[Structured figure records]
________________

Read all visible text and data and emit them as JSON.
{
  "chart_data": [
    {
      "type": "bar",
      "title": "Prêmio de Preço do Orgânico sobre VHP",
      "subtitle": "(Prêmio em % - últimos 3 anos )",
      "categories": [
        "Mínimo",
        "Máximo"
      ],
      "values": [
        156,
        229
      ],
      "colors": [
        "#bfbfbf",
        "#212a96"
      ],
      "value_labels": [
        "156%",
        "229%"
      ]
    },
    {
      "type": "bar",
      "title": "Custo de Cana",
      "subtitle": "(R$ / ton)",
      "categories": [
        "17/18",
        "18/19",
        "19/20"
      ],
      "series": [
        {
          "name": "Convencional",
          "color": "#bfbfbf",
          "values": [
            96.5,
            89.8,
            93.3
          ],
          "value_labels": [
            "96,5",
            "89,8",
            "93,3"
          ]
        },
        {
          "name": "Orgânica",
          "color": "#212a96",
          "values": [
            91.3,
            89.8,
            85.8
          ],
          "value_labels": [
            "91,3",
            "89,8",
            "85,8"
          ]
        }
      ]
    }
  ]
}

________________

> **REQUIRED TASK**
Say how many lines of the data hold the string "subtitle". Reply with the number alone.

> **SOLUTION FOR THIS EXERCISE**
2